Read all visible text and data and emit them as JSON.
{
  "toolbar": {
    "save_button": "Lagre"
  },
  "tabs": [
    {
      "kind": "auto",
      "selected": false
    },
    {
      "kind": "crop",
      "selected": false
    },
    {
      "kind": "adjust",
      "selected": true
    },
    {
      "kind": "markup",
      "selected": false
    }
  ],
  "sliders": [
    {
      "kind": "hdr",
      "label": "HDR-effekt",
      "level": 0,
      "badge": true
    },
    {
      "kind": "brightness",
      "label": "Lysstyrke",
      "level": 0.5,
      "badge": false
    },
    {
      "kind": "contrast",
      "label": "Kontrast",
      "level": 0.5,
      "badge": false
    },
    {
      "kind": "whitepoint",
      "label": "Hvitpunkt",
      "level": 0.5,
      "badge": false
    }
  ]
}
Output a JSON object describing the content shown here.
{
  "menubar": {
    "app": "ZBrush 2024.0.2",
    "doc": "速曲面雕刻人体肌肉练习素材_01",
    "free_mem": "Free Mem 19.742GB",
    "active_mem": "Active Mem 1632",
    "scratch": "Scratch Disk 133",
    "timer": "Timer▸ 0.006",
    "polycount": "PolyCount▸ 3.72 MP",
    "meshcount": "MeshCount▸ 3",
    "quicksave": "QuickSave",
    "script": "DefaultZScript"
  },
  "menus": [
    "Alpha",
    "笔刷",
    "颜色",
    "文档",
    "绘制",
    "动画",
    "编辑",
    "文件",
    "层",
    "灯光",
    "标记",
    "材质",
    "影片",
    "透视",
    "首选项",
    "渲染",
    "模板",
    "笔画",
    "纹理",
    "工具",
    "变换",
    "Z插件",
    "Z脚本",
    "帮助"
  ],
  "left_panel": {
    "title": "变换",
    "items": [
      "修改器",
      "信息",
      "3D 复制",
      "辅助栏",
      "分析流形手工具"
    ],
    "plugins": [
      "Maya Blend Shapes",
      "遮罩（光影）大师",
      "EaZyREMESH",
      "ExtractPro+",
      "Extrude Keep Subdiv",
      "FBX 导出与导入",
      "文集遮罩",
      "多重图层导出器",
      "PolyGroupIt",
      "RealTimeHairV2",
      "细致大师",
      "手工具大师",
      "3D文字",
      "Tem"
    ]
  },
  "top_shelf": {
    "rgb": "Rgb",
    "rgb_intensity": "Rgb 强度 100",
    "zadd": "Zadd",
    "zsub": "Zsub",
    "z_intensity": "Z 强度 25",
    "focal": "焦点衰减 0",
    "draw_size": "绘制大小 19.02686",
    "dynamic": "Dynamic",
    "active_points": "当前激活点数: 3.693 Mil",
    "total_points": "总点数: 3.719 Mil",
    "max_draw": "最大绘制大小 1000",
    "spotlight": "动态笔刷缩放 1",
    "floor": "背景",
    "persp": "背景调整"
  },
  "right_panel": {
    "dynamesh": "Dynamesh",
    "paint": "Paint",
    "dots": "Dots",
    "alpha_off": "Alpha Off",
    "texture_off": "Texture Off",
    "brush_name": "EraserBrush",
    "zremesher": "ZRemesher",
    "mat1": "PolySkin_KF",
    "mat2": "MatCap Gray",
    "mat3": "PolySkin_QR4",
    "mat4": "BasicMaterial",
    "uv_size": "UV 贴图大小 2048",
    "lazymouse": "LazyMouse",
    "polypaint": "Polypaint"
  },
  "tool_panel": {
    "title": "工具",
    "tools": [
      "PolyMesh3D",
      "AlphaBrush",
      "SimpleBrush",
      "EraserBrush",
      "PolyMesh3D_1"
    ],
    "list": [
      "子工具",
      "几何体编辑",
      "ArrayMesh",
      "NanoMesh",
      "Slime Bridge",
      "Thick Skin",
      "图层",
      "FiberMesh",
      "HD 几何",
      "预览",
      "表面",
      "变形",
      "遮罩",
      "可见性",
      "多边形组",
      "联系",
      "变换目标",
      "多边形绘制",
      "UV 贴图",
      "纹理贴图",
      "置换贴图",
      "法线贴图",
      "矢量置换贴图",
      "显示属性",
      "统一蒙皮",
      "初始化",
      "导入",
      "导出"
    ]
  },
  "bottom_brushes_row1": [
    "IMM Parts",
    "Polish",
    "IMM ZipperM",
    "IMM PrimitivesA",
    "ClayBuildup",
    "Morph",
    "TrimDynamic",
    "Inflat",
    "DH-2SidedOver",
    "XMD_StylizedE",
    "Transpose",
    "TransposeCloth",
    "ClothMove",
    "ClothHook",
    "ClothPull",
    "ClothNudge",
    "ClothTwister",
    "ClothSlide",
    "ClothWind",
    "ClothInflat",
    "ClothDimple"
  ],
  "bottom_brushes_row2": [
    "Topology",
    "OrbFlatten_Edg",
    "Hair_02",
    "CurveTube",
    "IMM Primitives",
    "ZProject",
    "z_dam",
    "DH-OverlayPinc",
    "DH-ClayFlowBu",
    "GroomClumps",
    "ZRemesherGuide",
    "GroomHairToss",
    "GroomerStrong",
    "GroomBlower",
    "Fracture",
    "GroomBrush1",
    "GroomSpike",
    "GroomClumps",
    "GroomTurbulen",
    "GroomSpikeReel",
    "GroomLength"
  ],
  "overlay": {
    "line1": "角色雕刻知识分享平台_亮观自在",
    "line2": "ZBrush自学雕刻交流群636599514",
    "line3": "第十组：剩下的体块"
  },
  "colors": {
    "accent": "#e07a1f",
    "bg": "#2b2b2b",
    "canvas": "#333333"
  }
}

************

_YOUR INSTRUCTIONS:_ Repeat back the data above, exact to the last character.

_SOLUTION FOR THIS TASK:_
Read all visible text and data and emit them as JSON.
{
  "toolbar": {
    "save_button": "Lagre"
  },
  "tabs": [
    {
      "kind": "auto",
      "selected": false
    },
    {
      "kind": "crop",
      "selected": false
    },
    {
      "kind": "adjust",
      "selected": true
    },
    {
      "kind": "markup",
      "selected": false
    }
  ],
  "sliders": [
    {
      "kind": "hdr",
      "label": "HDR-effekt",
      "level": 0,
      "badge": true
    },
    {
      "kind": "brightness",
      "label": "Lysstyrke",
      "level": 0.5,
      "badge": false
    },
    {
      "kind": "contrast",
      "label": "Kontrast",
      "level": 0.5,
      "badge": false
    },
    {
      "kind": "whitepoint",
      "label": "Hvitpunkt",
      "level": 0.5,
      "badge": false
    }
  ]
}
Output a JSON object describing the content shown here.
{
  "menubar": {
    "app": "ZBrush 2024.0.2",
    "doc": "速曲面雕刻人体肌肉练习素材_01",
    "free_mem": "Free Mem 19.742GB",
    "active_mem": "Active Mem 1632",
    "scratch": "Scratch Disk 133",
    "timer": "Timer▸ 0.006",
    "polycount": "PolyCount▸ 3.72 MP",
    "meshcount": "MeshCount▸ 3",
    "quicksave": "QuickSave",
    "script": "DefaultZScript"
  },
  "menus": [
    "Alpha",
    "笔刷",
    "颜色",
    "文档",
    "绘制",
    "动画",
    "编辑",
    "文件",
    "层",
    "灯光",
    "标记",
    "材质",
    "影片",
    "透视",
    "首选项",
    "渲染",
    "模板",
    "笔画",
    "纹理",
    "工具",
    "变换",
    "Z插件",
    "Z脚本",
    "帮助"
  ],
  "left_panel": {
    "title": "变换",
    "items": [
      "修改器",
      "信息",
      "3D 复制",
      "辅助栏",
      "分析流形手工具"
    ],
    "plugins": [
      "Maya Blend Shapes",
      "遮罩（光影）大师",
      "EaZyREMESH",
      "ExtractPro+",
      "Extrude Keep Subdiv",
      "FBX 导出与导入",
      "文集遮罩",
      "多重图层导出器",
      "PolyGroupIt",
      "RealTimeHairV2",
      "细致大师",
      "手工具大师",
      "3D文字",
      "Tem"
    ]
  },
  "top_shelf": {
    "rgb": "Rgb",
    "rgb_intensity": "Rgb 强度 100",
    "zadd": "Zadd",
    "zsub": "Zsub",
    "z_intensity": "Z 强度 25",
    "focal": "焦点衰减 0",
    "draw_size": "绘制大小 19.02686",
    "dynamic": "Dynamic",
    "active_points": "当前激活点数: 3.693 Mil",
    "total_points": "总点数: 3.719 Mil",
    "max_draw": "最大绘制大小 1000",
    "spotlight": "动态笔刷缩放 1",
    "floor": "背景",
    "persp": "背景调整"
  },
  "right_panel": {
    "dynamesh": "Dynamesh",
    "paint": "Paint",
    "dots": "Dots",
    "alpha_off": "Alpha Off",
    "texture_off": "Texture Off",
    "brush_name": "EraserBrush",
    "zremesher": "ZRemesher",
    "mat1": "PolySkin_KF",
    "mat2": "MatCap Gray",
    "mat3": "PolySkin_QR4",
    "mat4": "BasicMaterial",
    "uv_size": "UV 贴图大小 2048",
    "lazymouse": "LazyMouse",
    "polypaint": "Polypaint"
  },
  "tool_panel": {
    "title": "工具",
    "tools": [
      "PolyMesh3D",
      "AlphaBrush",
      "SimpleBrush",
      "EraserBrush",
      "PolyMesh3D_1"
    ],
    "list": [
      "子工具",
      "几何体编辑",
      "ArrayMesh",
      "NanoMesh",
      "Slime Bridge",
      "Thick Skin",
      "图层",
      "FiberMesh",
      "HD 几何",
      "预览",
      "表面",
      "变形",
      "遮罩",
      "可见性",
      "多边形组",
      "联系",
      "变换目标",
      "多边形绘制",
      "UV 贴图",
      "纹理贴图",
      "置换贴图",
      "法线贴图",
      "矢量置换贴图",
      "显示属性",
      "统一蒙皮",
      "初始化",
      "导入",
      "导出"
    ]
  },
  "bottom_brushes_row1": [
    "IMM Parts",
    "Polish",
    "IMM ZipperM",
    "IMM PrimitivesA",
    "ClayBuildup",
    "Morph",
    "TrimDynamic",
    "Inflat",
    "DH-2SidedOver",
    "XMD_StylizedE",
    "Transpose",
    "TransposeCloth",
    "ClothMove",
    "ClothHook",
    "ClothPull",
    "ClothNudge",
    "ClothTwister",
    "ClothSlide",
    "ClothWind",
    "ClothInflat",
    "ClothDimple"
  ],
  "bottom_brushes_row2": [
    "Topology",
    "OrbFlatten_Edg",
    "Hair_02",
    "CurveTube",
    "IMM Primitives",
    "ZProject",
    "z_dam",
    "DH-OverlayPinc",
    "DH-ClayFlowBu",
    "GroomClumps",
    "ZRemesherGuide",
    "GroomHairToss",
    "GroomerStrong",
    "GroomBlower",
    "Fracture",
    "GroomBrush1",
    "GroomSpike",
    "GroomClumps",
    "GroomTurbulen",
    "GroomSpikeReel",
    "GroomLength"
  ],
  "overlay": {
    "line1": "角色雕刻知识分享平台_亮观自在",
    "line2": "ZBrush自学雕刻交流群636599514",
    "line3": "第十组：剩下的体块"
  },
  "colors": {
    "accent": "#e07a1f",
    "bg": "#2b2b2b",
    "canvas": "#333333"
  }
}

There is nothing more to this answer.